• _EXERCISE DIRECTIONS_
Every record must appear in your copy exactly as written, with no pictures.

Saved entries
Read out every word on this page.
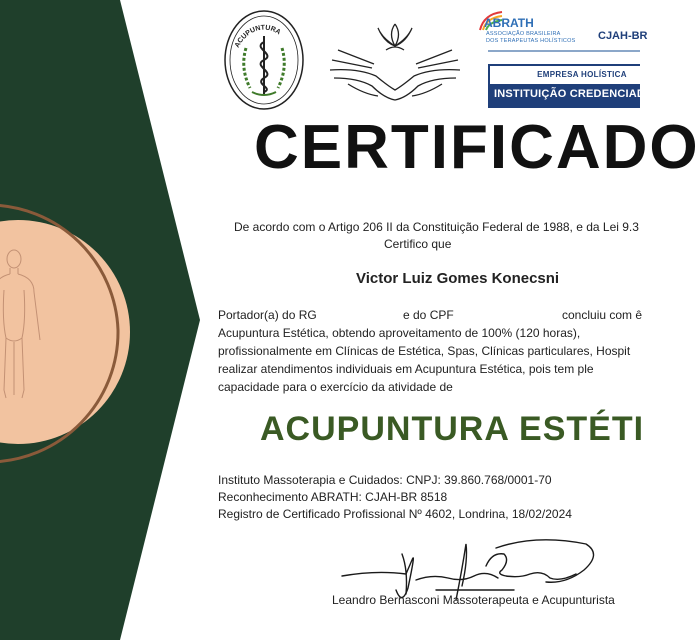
ACUPUNTURA
ABRATH
ASSOCIAÇÃO BRASILEIRA
DOS TERAPEUTAS HOLÍSTICOS CJAH-BR
EMPRESA HOLÍSTICA
INSTITUIÇÃO CREDENCIADA
CERTIFICADO
De acordo com o Artigo 206 II da Constituição Federal de 1988, e da Lei 9.3
Certifico que
Victor Luiz Gomes Konecsni
Portador(a) do RG	e do CPF	concluiu com ê
Acupuntura Estética, obtendo aproveitamento de 100% (120 horas),
profissionalmente em Clínicas de Estética, Spas, Clínicas particulares, Hospit
realizar atendimentos individuais em Acupuntura Estética, pois tem ple
capacidade para o exercício da atividade de
ACUPUNTURA ESTÉTI
Instituto Massoterapia e Cuidados: CNPJ: 39.860.768/0001-70
Reconhecimento ABRATH: CJAH-BR 8518
Registro de Certificado Profissional Nº 4602, Londrina, 18/02/2024
Leandro Bernasconi Massoterapeuta e Acupunturista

• _TASK RESULT_
Read out every word on this page.
ACUPUNTURA
ABRATH
ASSOCIAÇÃO BRASILEIRA
DOS TERAPEUTAS HOLÍSTICOS CJAH-BR
EMPRESA HOLÍSTICA
INSTITUIÇÃO CREDENCIADA
CERTIFICADO
De acordo com o Artigo 206 II da Constituição Federal de 1988, e da Lei 9.3
Certifico que
Victor Luiz Gomes Konecsni
Portador(a) do RG	e do CPF	concluiu com ê
Acupuntura Estética, obtendo aproveitamento de 100% (120 horas),
profissionalmente em Clínicas de Estética, Spas, Clínicas particulares, Hospit
realizar atendimentos individuais em Acupuntura Estética, pois tem ple
capacidade para o exercício da atividade de
ACUPUNTURA ESTÉTI
Instituto Massoterapia e Cuidados: CNPJ: 39.860.768/0001-70
Reconhecimento ABRATH: CJAH-BR 8518
Registro de Certificado Profissional Nº 4602, Londrina, 18/02/2024
Leandro Bernasconi Massoterapeuta e Acupunturista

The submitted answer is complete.